# South Korea/North Korea considering one country, two systems approach to reunification



## Zhongtiao1 (Oct 27, 2018)

Found this great article today that outlines what has recently been going on since it faded out of the limelight.

https://www.scmp.com/week-asia/geop...hong-kongs-one-country-two-systems-work-korea

It gives a lot of amazing information on the current political climate surrounding the area. I'd recommend reading it all if you have time


----------



## Whole lotta love (Oct 27, 2018)

Very interesting.

I'd like to bring up that no one in the west seems to acknowledge the very important work the Korean left has been doing in the peace process. The media in the US seems to act like we are the ones responsible for everything that happens in Korea lol.
This is a good podcast on it. https://soundcloud.com/citationsneeded/ep-35-the-total-blackout-of-the-korean-left


----------



## Zhongtiao1 (Oct 27, 2018)

Whole lotta love said:


> Very interesting.
> 
> I'd like to bring up that no one in the west seems to acknowledge the very important work the Korean left has been doing in the peace process. The media in the US seems to act like we are the ones responsible for everything that happens in Korea lol.
> This is a good podcast on it. https://soundcloud.com/citationsneeded/ep-35-the-total-blackout-of-the-korean-left



The article touches on that too


----------



## ChaosEternal (Oct 27, 2018)

● DATA RECORDS:

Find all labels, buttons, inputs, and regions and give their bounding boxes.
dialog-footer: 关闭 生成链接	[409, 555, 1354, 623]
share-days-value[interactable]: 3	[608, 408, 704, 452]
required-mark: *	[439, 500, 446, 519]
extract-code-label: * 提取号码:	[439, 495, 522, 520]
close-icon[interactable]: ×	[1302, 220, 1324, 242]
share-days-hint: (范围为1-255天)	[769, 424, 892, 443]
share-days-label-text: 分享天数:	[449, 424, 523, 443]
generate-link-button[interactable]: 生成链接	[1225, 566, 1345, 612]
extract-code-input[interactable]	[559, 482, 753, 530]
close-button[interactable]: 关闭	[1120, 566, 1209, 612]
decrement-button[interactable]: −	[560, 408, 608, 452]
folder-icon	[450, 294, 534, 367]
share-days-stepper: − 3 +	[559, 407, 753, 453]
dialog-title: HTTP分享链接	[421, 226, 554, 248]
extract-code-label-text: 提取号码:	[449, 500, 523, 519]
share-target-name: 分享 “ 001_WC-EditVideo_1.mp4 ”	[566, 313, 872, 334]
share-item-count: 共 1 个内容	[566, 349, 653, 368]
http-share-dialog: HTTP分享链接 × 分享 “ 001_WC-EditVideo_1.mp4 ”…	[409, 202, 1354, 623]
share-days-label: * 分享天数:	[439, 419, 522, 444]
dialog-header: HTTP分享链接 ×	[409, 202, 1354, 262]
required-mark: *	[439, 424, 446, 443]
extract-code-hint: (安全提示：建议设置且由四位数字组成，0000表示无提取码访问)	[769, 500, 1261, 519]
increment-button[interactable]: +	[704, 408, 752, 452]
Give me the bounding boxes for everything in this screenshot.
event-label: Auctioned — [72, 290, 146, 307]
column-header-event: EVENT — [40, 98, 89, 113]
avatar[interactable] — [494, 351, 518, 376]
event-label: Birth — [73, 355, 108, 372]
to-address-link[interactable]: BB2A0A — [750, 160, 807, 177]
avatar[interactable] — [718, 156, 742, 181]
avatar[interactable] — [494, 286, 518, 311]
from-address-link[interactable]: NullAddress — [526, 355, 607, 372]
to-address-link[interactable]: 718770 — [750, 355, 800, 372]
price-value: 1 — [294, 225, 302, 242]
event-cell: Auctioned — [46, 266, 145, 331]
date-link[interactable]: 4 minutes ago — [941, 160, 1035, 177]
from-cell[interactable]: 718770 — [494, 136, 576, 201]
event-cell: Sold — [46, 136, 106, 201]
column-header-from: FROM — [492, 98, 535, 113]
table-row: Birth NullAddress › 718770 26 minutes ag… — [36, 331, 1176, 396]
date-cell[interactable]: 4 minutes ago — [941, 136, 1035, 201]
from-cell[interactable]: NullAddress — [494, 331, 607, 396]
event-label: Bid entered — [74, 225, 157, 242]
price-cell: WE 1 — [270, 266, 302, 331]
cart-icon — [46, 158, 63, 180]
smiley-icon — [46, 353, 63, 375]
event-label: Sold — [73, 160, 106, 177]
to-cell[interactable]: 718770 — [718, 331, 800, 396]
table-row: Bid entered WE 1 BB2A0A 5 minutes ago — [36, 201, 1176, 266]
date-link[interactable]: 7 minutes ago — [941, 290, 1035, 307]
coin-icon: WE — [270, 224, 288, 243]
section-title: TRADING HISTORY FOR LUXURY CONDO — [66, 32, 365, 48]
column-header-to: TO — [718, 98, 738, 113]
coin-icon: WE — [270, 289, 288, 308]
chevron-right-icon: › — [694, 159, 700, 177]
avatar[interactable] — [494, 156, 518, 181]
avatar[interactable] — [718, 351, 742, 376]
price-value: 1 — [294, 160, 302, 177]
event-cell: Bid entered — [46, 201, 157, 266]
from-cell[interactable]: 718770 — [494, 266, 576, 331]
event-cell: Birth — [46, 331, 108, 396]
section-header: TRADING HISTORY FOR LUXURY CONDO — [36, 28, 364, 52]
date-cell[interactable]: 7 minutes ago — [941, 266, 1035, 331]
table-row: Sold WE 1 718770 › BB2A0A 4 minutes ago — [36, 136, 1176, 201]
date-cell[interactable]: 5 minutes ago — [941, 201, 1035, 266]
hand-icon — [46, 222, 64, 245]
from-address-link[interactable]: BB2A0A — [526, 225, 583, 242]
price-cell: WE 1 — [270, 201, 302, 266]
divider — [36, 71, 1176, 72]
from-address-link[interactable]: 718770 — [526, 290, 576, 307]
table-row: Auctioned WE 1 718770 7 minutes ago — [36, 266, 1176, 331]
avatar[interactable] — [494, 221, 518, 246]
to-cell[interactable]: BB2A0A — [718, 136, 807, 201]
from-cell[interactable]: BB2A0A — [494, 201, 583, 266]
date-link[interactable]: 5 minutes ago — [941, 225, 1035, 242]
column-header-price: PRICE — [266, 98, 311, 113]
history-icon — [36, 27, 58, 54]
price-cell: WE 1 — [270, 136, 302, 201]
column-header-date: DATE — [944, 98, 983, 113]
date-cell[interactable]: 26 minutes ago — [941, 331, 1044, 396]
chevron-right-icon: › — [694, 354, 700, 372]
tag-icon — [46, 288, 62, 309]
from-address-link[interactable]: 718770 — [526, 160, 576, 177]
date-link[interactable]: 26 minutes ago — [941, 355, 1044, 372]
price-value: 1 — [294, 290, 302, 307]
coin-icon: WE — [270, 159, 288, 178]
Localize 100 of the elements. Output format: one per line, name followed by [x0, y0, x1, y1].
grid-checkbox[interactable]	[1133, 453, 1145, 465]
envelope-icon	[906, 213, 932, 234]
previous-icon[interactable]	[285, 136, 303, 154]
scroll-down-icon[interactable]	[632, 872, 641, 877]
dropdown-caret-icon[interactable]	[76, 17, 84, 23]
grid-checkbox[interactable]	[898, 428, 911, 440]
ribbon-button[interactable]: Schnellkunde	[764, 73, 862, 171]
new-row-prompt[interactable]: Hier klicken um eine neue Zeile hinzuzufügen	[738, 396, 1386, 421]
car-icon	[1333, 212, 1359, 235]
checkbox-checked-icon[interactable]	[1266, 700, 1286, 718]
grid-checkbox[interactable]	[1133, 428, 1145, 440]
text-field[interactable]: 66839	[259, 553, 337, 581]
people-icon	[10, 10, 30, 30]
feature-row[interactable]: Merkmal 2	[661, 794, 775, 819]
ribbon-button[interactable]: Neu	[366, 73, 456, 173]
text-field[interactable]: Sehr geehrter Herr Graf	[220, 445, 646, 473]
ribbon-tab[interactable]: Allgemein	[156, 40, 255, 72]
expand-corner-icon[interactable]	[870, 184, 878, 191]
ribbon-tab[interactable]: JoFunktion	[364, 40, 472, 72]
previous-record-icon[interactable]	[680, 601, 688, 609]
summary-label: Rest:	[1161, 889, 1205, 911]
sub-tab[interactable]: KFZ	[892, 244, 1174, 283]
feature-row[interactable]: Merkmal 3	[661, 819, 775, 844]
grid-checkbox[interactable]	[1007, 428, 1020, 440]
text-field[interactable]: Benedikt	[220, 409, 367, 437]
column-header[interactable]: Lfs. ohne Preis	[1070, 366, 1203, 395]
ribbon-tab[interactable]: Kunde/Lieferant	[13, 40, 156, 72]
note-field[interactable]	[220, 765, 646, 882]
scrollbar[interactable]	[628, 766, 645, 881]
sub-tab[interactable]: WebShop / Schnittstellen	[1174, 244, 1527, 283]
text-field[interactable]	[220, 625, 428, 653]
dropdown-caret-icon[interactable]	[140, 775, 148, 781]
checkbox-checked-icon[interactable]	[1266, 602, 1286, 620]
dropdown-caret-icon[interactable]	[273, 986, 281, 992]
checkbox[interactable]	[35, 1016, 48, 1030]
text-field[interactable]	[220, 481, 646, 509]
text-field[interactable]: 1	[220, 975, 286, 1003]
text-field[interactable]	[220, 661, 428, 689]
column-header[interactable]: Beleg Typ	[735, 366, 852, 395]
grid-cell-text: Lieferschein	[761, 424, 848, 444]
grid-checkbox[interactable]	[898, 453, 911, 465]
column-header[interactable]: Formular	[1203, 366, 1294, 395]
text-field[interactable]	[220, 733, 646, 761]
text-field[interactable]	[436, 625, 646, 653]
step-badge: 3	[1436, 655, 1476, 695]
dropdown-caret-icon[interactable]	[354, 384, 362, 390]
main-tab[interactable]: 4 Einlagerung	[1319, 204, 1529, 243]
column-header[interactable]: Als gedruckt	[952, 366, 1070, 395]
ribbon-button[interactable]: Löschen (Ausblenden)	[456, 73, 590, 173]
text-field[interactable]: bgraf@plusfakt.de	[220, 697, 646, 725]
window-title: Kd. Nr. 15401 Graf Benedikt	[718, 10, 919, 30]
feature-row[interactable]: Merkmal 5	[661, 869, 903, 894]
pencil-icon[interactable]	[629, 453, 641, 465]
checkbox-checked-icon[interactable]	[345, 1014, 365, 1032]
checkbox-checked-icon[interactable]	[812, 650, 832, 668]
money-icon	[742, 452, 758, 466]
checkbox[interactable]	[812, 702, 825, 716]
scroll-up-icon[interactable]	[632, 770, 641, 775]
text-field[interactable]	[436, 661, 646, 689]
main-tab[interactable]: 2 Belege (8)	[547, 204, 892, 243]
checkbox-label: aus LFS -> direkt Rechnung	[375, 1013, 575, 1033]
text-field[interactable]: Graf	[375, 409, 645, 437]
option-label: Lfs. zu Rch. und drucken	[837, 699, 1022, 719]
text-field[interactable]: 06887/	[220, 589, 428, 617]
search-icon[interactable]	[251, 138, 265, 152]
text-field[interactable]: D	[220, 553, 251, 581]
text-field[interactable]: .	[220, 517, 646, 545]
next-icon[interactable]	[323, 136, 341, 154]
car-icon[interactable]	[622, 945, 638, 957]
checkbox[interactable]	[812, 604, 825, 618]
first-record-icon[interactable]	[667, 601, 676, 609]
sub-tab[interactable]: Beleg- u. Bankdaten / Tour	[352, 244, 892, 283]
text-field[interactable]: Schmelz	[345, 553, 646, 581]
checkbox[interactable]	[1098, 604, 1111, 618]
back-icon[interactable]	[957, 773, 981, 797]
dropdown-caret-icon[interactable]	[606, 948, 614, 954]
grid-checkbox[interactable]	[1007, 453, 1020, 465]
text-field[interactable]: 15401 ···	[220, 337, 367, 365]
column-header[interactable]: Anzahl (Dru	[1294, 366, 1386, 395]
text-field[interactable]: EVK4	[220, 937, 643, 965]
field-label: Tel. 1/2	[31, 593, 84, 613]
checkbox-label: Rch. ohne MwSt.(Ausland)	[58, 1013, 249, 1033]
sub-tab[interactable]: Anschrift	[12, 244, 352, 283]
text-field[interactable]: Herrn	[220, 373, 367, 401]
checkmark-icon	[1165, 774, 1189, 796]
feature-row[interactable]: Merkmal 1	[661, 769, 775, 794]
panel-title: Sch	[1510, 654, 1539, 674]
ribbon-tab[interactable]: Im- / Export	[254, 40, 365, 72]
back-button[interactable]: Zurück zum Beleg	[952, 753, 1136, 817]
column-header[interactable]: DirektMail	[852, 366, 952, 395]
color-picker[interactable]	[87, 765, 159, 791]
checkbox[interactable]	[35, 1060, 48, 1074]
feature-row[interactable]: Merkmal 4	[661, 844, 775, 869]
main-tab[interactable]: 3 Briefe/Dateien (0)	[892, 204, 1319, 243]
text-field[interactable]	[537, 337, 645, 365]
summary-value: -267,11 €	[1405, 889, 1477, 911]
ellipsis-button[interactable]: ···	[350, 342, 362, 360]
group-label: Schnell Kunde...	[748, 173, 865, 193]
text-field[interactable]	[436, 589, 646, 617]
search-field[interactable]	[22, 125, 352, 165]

● WHAT THIS EXERCISE ASKS:
**A)** Copy out the records word for word, starting at their first line and ending with the line that contains "share-item-count: 共 1", that line included.
**B)** Write the next part of the forum thread on Korean reunification, picking up where it stops.
The forum thread and the records are unrelated material.

● RESPONSES TO THE TASKS:
**A)**
Find all labels, buttons, inputs, and regions and give their bounding boxes.
dialog-footer: 关闭 生成链接	[409, 555, 1354, 623]
share-days-value[interactable]: 3	[608, 408, 704, 452]
required-mark: *	[439, 500, 446, 519]
extract-code-label: * 提取号码:	[439, 495, 522, 520]
close-icon[interactable]: ×	[1302, 220, 1324, 242]
share-days-hint: (范围为1-255天)	[769, 424, 892, 443]
share-days-label-text: 分享天数:	[449, 424, 523, 443]
generate-link-button[interactable]: 生成链接	[1225, 566, 1345, 612]
extract-code-input[interactable]	[559, 482, 753, 530]
close-button[interactable]: 关闭	[1120, 566, 1209, 612]
decrement-button[interactable]: −	[560, 408, 608, 452]
folder-icon	[450, 294, 534, 367]
share-days-stepper: − 3 +	[559, 407, 753, 453]
dialog-title: HTTP分享链接	[421, 226, 554, 248]
extract-code-label-text: 提取号码:	[449, 500, 523, 519]
share-target-name: 分享 “ 001_WC-EditVideo_1.mp4 ”	[566, 313, 872, 334]
share-item-count: 共 1 个内容	[566, 349, 653, 368]

**B)**
Sounds like a good goal to me, although not an easy one to reach. Then again, worthwhile outcomes rarely are. I'm not sure that Hong Kong is what they should be aiming for though, unless their goal is to slowly be consumed culturally and politically by NK in the same way that HK is currently being consumed by China.


----------



## Deleted User (Oct 27, 2018)

I doubt it'll actually happen. Kim Jung Un is never gonna let up on his power grip over North Korea.


----------



## KingVamp (Oct 27, 2018)

I have my doubts too, while Kim is still around.


----------



## Clydefrosch (Oct 27, 2018)

North korea has aimed for that for decades. its only that this plan for the future always kinda came with the very clear idea that north korea be in absolute charge.
which is where things become problematic.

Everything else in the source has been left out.